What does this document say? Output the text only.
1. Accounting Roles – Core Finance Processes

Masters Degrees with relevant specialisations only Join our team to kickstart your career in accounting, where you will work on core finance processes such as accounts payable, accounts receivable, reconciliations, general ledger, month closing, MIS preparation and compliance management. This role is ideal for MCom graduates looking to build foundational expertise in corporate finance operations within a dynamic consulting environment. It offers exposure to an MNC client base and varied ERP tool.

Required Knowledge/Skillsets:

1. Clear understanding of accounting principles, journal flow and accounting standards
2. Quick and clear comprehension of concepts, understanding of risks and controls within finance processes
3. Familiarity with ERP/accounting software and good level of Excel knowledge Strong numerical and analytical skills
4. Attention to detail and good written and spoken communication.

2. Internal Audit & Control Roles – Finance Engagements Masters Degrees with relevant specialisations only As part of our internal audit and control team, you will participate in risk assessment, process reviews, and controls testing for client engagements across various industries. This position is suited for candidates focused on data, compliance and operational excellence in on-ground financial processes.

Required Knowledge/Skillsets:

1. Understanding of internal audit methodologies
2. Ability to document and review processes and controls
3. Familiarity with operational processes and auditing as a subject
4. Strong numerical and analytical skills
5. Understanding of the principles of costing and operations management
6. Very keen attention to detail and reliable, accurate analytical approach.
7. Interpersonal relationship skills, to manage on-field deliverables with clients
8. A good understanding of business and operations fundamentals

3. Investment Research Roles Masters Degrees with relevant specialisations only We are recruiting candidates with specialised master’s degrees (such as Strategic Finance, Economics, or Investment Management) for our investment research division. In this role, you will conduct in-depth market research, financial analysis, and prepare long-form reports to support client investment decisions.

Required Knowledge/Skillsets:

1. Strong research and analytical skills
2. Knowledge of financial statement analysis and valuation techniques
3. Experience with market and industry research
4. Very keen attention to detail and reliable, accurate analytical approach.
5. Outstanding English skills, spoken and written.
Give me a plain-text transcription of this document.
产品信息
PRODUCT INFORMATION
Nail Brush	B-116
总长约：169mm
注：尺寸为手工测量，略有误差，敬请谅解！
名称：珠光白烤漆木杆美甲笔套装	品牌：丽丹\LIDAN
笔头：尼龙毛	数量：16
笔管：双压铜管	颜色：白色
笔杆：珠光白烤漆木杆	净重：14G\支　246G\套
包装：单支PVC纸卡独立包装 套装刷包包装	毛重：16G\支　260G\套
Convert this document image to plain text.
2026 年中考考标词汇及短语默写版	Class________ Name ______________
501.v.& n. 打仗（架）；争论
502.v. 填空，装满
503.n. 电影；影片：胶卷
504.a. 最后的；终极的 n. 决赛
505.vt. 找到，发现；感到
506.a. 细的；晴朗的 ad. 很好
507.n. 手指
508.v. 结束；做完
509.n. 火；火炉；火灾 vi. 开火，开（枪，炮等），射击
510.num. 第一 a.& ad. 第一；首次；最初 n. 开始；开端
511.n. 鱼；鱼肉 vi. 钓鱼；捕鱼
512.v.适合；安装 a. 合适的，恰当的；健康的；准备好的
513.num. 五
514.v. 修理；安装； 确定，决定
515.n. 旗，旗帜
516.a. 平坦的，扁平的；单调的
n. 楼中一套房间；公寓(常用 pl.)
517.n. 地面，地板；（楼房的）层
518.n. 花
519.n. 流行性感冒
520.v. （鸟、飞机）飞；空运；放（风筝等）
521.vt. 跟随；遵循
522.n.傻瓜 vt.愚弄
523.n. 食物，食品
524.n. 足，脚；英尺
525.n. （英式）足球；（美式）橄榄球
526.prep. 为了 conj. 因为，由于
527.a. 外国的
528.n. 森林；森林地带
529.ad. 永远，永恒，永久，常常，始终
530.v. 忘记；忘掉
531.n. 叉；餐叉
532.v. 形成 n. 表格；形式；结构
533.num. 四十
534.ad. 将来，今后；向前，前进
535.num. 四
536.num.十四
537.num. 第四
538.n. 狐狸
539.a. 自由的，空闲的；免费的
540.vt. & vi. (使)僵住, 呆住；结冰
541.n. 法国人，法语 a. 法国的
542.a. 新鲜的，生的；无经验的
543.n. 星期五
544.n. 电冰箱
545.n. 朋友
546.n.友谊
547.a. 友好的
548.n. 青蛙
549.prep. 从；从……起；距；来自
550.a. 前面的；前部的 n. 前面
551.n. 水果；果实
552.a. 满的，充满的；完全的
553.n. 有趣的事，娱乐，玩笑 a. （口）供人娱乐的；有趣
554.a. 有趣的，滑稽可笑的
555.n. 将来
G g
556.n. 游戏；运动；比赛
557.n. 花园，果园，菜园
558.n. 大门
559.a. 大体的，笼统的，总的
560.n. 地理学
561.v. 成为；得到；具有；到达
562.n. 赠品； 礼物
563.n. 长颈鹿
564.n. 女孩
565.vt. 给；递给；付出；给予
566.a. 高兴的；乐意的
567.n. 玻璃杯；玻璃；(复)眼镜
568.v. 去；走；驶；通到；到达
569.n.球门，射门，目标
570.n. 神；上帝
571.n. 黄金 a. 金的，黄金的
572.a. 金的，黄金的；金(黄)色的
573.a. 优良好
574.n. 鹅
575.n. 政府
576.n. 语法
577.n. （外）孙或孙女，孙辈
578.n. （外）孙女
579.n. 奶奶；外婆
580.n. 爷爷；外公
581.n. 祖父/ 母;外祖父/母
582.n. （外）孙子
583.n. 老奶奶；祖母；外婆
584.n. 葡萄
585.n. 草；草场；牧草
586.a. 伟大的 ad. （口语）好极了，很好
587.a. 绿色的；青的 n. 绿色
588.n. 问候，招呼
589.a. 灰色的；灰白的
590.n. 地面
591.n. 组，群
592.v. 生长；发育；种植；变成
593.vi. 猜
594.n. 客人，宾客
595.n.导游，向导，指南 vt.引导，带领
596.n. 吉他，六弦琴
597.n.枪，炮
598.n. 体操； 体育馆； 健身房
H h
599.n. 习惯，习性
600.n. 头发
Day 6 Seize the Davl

----

SET EXERCISE:
Report how many lines in the records hold the word "Masters", giving the number and nothing else.

THE COMPLETED TASK:
3